Istruzione scritta A: Nell'articolo su Prandelli, spiega perché, secondo il ct, i suoi dubbi sul rapporto con la Figc sono spariti.
Istruzione scritta B: Per favore, riscrivi in forma di elenco il paragrafo dell'articolo su Prandelli che comincia con "Siamo un paese vecchio", mantenendone i fatti principali.
Istruzione scritta C: Prosegui l'articolo su Prandelli a partire dall'ultima frase riportata.

Estratto selezionato:
++++++++
Prandelli: questa squadra ci ha fatto sognare, siamo orgogliosi. Per vincere idee nuove
”Possiamo essere orgogliosi di quest’Italia generosa che ha fatto sognare. Per vincere, servono idee nuove. E tutto il movimento deve credere in questo progetto”. Cesare Prandelli e la Nazionale tornano a casa tra gli applausi. Il secondo posto a Euro 2012 può e deve essere un punto di partenza.
Il ct azzurro chiude la spedizione con un bilancio ampiamente positivo, ma chiede la collaborazione di tutto il pallone tricolore per proseguire, con successo, un cammino appena intrapreso. ”Siamo partiti senza grandi aspettative e abbiamo regalato un sogno”, dice Prandelli nella conferenza stampa che, a Cracovia, chiude l’avventura. ”Ma quando dico che, prima di un evento, non frega nulla a nessuno della Nazionale, dico la verità”, aggiunge evidenziando il principale nodo su cui accende i riflettori anche il presidente federale Giancarlo Abete.
”Siamo un paese vecchio, abbiamo idee e modalità vecchie.Dovremmo avere il coraggio di cambiare. Noi siamo venuti agli Europei con questo coraggio. Il risultato non deve essere condizionante, in questo senso: bisogna avere la forza di credere in un’idea – dice il commissario tecnico -. Sicuramente troveremo difficoltà, dovremo abbinare l’aspetto del gioco alla necessità di risultato. In questi due anni abbiamo cercato di costruire una Nazionale con la mentalità di un club”.
Il rapporto con la Figc è solido: ”Quando abbiamo discusso, ho avuto la certezza che la federazione vuole seguire questa strada e i dubbi sono spariti”. I dubbi potrebbero tornare a galla? ”Se devo guidare una squadra che può allenarsi due volte in 8 mesi, una riflessione la farò…”. La ‘rivoluzione’ azzurra, insomma, passa necessariamente per la ”condivisione” del progetto tra federcalcio e società.
++++++++
Materiale fornito:
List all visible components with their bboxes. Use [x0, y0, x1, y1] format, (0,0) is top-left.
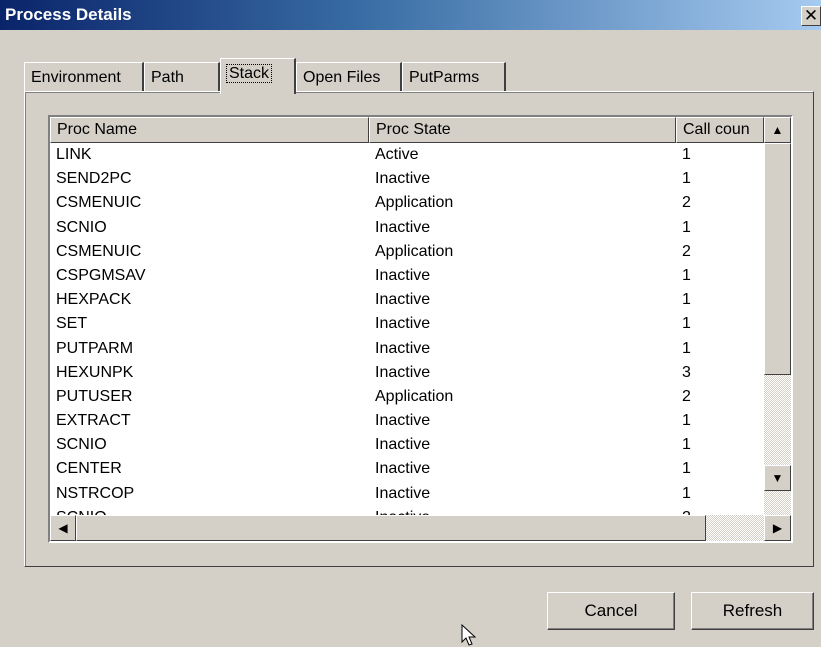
++++++++
Risultato A: Secondo Prandelli, i dubbi sono spariti perché, discutendo con la federazione, ha avuto la certezza che la Figc vuole seguire la strada del suo progetto.

Risultato B:
- L'Italia è un paese vecchio, con idee e modalità vecchie, e dovrebbe avere il coraggio di cambiare.
- La Nazionale è andata agli Europei con questo coraggio.
- Il risultato non deve essere condizionante: bisogna avere la forza di credere in un'idea.
- Ci saranno difficoltà, perché bisognerà abbinare il gioco alla necessità di risultato.
- In questi due anni si è cercato di costruire una Nazionale con la mentalità di un club.

Risultato C:
”Quando c’è un’idea, c’è la volontà di iniziare un progetto tecnico. Bisogna cercare di programmare, vanno valutati i giocatori. Ma se non giocano a livello europeo, serve lo spazio per lavorare con loro: chiediamo questo, la possibilità di verificare la crescita di questi ragazzi. Lo dobbiamo fare se vogliamo sviluppare un progetto tecnico”, dice Prandelli.
”Altrimenti, che obiettivo abbiamo? Io penso di saper fare il mio lavoro. Ma se devo fare 3 allenamenti in 8 mesi, non so se sono all’altezza. Io sono un allenatore di campo, non un politico o un burocrate. In questi due anni ho avuto rapporti con allenatori e giocatori, tra tecnici non ci sono mai problemi”, chiarisce il commissario tecnico.
Il movimento italiano non ha la maturità e l’equilibrio di quello spagnolo. Il trionfo iberico a Euro 2012 rispecchia lo stato di salute di un paese che, calcisticamente, è stato capace di programmare e ora raccoglie i frutti. ”La nostra vittoria avrebbe fatto bene a tutti, ma avrebbe fatto perdere l’equilibrio a tanti. C’è voglia di cambiamento e rinnovare, se vogliamo riuscirci dobbiamo farlo per tanto tempo”, dice Prandelli.
”Forse non siamo ancora pronti: quando lo saremo per vincere, saremo anche pronti per rivincere. Altrimenti, avremo picchi e poi anni bui”. Contro la Spagna, in finale, c’era poco da fare: ”Abbiamo affrontato una squadra che da anni ha straordinaria continuità. L’unico rammarico, piccolo, è non aver avuto due giorni di riposo in più. Il resto non conta: bisogna riconoscere la superiorità degli avversari”.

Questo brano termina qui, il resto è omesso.